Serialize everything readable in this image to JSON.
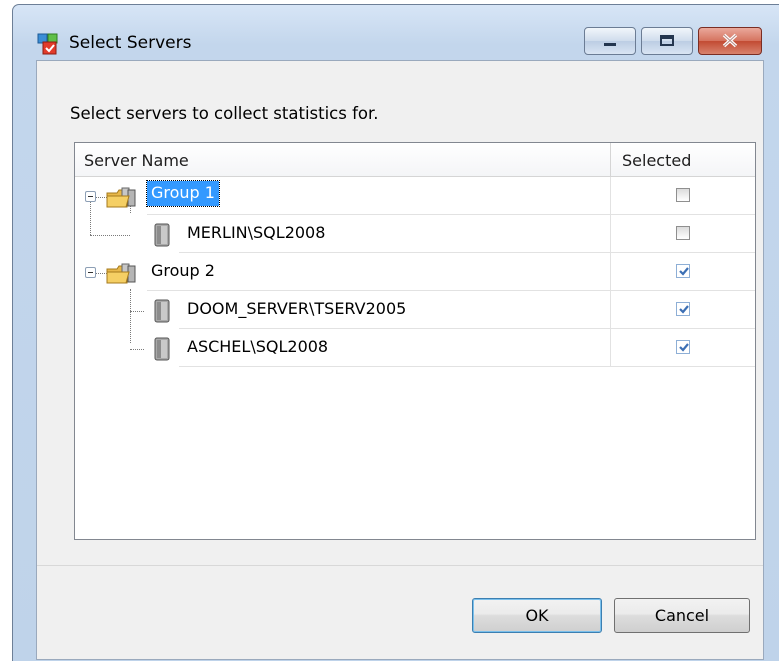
{
  "window": {
    "title": "Select Servers",
    "controls": {
      "minimize": "minimize",
      "maximize": "maximize",
      "close": "close"
    }
  },
  "instruction": "Select servers to collect statistics for.",
  "grid": {
    "columns": [
      "Server Name",
      "Selected"
    ],
    "rows": [
      {
        "type": "group",
        "label": "Group 1",
        "checked": false,
        "selected": true
      },
      {
        "type": "server",
        "label": "MERLIN\\SQL2008",
        "checked": false
      },
      {
        "type": "group",
        "label": "Group 2",
        "checked": true
      },
      {
        "type": "server",
        "label": "DOOM_SERVER\\TSERV2005",
        "checked": true
      },
      {
        "type": "server",
        "label": "ASCHEL\\SQL2008",
        "checked": true
      }
    ]
  },
  "buttons": {
    "ok": "OK",
    "cancel": "Cancel"
  },
  "colors": {
    "selection": "#3399ff",
    "check_mark": "#3c6fb4"
  }
}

Task details >> Without including any pictures, output all the entries above exactly.

Finished answer >>
Serialize everything readable in this image to JSON.
{
  "window": {
    "title": "Select Servers",
    "controls": {
      "minimize": "minimize",
      "maximize": "maximize",
      "close": "close"
    }
  },
  "instruction": "Select servers to collect statistics for.",
  "grid": {
    "columns": [
      "Server Name",
      "Selected"
    ],
    "rows": [
      {
        "type": "group",
        "label": "Group 1",
        "checked": false,
        "selected": true
      },
      {
        "type": "server",
        "label": "MERLIN\\SQL2008",
        "checked": false
      },
      {
        "type": "group",
        "label": "Group 2",
        "checked": true
      },
      {
        "type": "server",
        "label": "DOOM_SERVER\\TSERV2005",
        "checked": true
      },
      {
        "type": "server",
        "label": "ASCHEL\\SQL2008",
        "checked": true
      }
    ]
  },
  "buttons": {
    "ok": "OK",
    "cancel": "Cancel"
  },
  "colors": {
    "selection": "#3399ff",
    "check_mark": "#3c6fb4"
  }
}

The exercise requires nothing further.